• **Directive**: Write out the listing exactly as it is given.

• **Data supplied**:
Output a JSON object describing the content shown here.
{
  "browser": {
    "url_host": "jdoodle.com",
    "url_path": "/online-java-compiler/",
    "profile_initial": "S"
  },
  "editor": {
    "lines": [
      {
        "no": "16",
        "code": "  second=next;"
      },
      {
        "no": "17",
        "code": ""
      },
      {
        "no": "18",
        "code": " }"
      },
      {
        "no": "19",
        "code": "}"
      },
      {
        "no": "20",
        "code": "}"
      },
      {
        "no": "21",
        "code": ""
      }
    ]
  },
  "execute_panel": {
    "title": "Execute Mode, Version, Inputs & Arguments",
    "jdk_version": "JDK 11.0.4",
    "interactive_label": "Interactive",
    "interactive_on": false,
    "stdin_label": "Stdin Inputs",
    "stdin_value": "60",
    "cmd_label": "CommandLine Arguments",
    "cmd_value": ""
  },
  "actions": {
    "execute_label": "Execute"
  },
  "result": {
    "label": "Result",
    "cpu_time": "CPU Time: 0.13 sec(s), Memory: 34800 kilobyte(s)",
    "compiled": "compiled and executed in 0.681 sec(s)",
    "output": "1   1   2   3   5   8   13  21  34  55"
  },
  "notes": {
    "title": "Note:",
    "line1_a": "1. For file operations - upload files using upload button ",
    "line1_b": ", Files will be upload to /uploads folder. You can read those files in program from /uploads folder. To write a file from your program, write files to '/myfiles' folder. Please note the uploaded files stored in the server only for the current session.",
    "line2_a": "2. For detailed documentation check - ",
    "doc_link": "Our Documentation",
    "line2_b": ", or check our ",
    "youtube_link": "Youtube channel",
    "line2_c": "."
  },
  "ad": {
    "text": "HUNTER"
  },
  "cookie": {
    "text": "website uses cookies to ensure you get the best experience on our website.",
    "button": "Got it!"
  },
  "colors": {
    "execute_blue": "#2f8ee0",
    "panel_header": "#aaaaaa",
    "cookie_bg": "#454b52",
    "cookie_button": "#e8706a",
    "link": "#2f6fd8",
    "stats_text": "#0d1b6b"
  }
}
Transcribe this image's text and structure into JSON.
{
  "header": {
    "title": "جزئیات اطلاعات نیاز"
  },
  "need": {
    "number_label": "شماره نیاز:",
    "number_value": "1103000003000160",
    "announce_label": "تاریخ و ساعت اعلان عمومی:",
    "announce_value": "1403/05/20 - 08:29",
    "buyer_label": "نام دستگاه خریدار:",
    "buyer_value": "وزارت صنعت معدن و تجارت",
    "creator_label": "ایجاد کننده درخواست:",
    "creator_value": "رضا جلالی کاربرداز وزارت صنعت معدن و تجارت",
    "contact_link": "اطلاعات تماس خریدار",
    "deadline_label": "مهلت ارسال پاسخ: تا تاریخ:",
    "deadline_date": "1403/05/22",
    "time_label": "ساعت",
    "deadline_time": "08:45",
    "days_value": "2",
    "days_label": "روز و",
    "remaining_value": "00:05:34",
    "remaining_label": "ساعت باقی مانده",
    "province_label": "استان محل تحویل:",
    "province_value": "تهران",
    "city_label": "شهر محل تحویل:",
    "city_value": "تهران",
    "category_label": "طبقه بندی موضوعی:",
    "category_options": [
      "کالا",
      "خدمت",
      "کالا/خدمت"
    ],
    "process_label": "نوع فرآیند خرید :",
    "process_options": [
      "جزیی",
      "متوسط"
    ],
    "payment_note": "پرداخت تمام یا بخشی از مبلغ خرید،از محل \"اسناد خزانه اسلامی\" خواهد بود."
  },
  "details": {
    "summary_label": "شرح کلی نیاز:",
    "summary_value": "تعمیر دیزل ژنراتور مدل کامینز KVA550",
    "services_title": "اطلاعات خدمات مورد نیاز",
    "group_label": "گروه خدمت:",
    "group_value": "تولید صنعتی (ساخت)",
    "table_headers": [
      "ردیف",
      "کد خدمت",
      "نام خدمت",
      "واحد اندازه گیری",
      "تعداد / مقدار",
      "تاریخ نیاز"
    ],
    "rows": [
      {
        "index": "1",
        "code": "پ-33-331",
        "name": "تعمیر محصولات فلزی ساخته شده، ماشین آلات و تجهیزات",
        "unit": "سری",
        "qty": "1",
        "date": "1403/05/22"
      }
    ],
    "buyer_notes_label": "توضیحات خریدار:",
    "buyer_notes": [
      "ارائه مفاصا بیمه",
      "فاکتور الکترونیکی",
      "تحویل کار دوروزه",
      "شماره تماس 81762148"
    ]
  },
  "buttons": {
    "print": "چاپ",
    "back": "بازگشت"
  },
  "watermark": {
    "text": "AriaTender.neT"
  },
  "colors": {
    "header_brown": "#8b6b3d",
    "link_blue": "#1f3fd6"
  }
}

• **Reply to the exercise**:
Output a JSON object describing the content shown here.
{
  "browser": {
    "url_host": "jdoodle.com",
    "url_path": "/online-java-compiler/",
    "profile_initial": "S"
  },
  "editor": {
    "lines": [
      {
        "no": "16",
        "code": "  second=next;"
      },
      {
        "no": "17",
        "code": ""
      },
      {
        "no": "18",
        "code": " }"
      },
      {
        "no": "19",
        "code": "}"
      },
      {
        "no": "20",
        "code": "}"
      },
      {
        "no": "21",
        "code": ""
      }
    ]
  },
  "execute_panel": {
    "title": "Execute Mode, Version, Inputs & Arguments",
    "jdk_version": "JDK 11.0.4",
    "interactive_label": "Interactive",
    "interactive_on": false,
    "stdin_label": "Stdin Inputs",
    "stdin_value": "60",
    "cmd_label": "CommandLine Arguments",
    "cmd_value": ""
  },
  "actions": {
    "execute_label": "Execute"
  },
  "result": {
    "label": "Result",
    "cpu_time": "CPU Time: 0.13 sec(s), Memory: 34800 kilobyte(s)",
    "compiled": "compiled and executed in 0.681 sec(s)",
    "output": "1   1   2   3   5   8   13  21  34  55"
  },
  "notes": {
    "title": "Note:",
    "line1_a": "1. For file operations - upload files using upload button ",
    "line1_b": ", Files will be upload to /uploads folder. You can read those files in program from /uploads folder. To write a file from your program, write files to '/myfiles' folder. Please note the uploaded files stored in the server only for the current session.",
    "line2_a": "2. For detailed documentation check - ",
    "doc_link": "Our Documentation",
    "line2_b": ", or check our ",
    "youtube_link": "Youtube channel",
    "line2_c": "."
  },
  "ad": {
    "text": "HUNTER"
  },
  "cookie": {
    "text": "website uses cookies to ensure you get the best experience on our website.",
    "button": "Got it!"
  },
  "colors": {
    "execute_blue": "#2f8ee0",
    "panel_header": "#aaaaaa",
    "cookie_bg": "#454b52",
    "cookie_button": "#e8706a",
    "link": "#2f6fd8",
    "stats_text": "#0d1b6b"
  }
}
Transcribe this image's text and structure into JSON.
{
  "header": {
    "title": "جزئیات اطلاعات نیاز"
  },
  "need": {
    "number_label": "شماره نیاز:",
    "number_value": "1103000003000160",
    "announce_label": "تاریخ و ساعت اعلان عمومی:",
    "announce_value": "1403/05/20 - 08:29",
    "buyer_label": "نام دستگاه خریدار:",
    "buyer_value": "وزارت صنعت معدن و تجارت",
    "creator_label": "ایجاد کننده درخواست:",
    "creator_value": "رضا جلالی کاربرداز وزارت صنعت معدن و تجارت",
    "contact_link": "اطلاعات تماس خریدار",
    "deadline_label": "مهلت ارسال پاسخ: تا تاریخ:",
    "deadline_date": "1403/05/22",
    "time_label": "ساعت",
    "deadline_time": "08:45",
    "days_value": "2",
    "days_label": "روز و",
    "remaining_value": "00:05:34",
    "remaining_label": "ساعت باقی مانده",
    "province_label": "استان محل تحویل:",
    "province_value": "تهران",
    "city_label": "شهر محل تحویل:",
    "city_value": "تهران",
    "category_label": "طبقه بندی موضوعی:",
    "category_options": [
      "کالا",
      "خدمت",
      "کالا/خدمت"
    ],
    "process_label": "نوع فرآیند خرید :",
    "process_options": [
      "جزیی",
      "متوسط"
    ],
    "payment_note": "پرداخت تمام یا بخشی از مبلغ خرید،از محل \"اسناد خزانه اسلامی\" خواهد بود."
  },
  "details": {
    "summary_label": "شرح کلی نیاز:",
    "summary_value": "تعمیر دیزل ژنراتور مدل کامینز KVA550",
    "services_title": "اطلاعات خدمات مورد نیاز",
    "group_label": "گروه خدمت:",
    "group_value": "تولید صنعتی (ساخت)",
    "table_headers": [
      "ردیف",
      "کد خدمت",
      "نام خدمت",
      "واحد اندازه گیری",
      "تعداد / مقدار",
      "تاریخ نیاز"
    ],
    "rows": [
      {
        "index": "1",
        "code": "پ-33-331",
        "name": "تعمیر محصولات فلزی ساخته شده، ماشین آلات و تجهیزات",
        "unit": "سری",
        "qty": "1",
        "date": "1403/05/22"
      }
    ],
    "buyer_notes_label": "توضیحات خریدار:",
    "buyer_notes": [
      "ارائه مفاصا بیمه",
      "فاکتور الکترونیکی",
      "تحویل کار دوروزه",
      "شماره تماس 81762148"
    ]
  },
  "buttons": {
    "print": "چاپ",
    "back": "بازگشت"
  },
  "watermark": {
    "text": "AriaTender.neT"
  },
  "colors": {
    "header_brown": "#8b6b3d",
    "link_blue": "#1f3fd6"
  }
}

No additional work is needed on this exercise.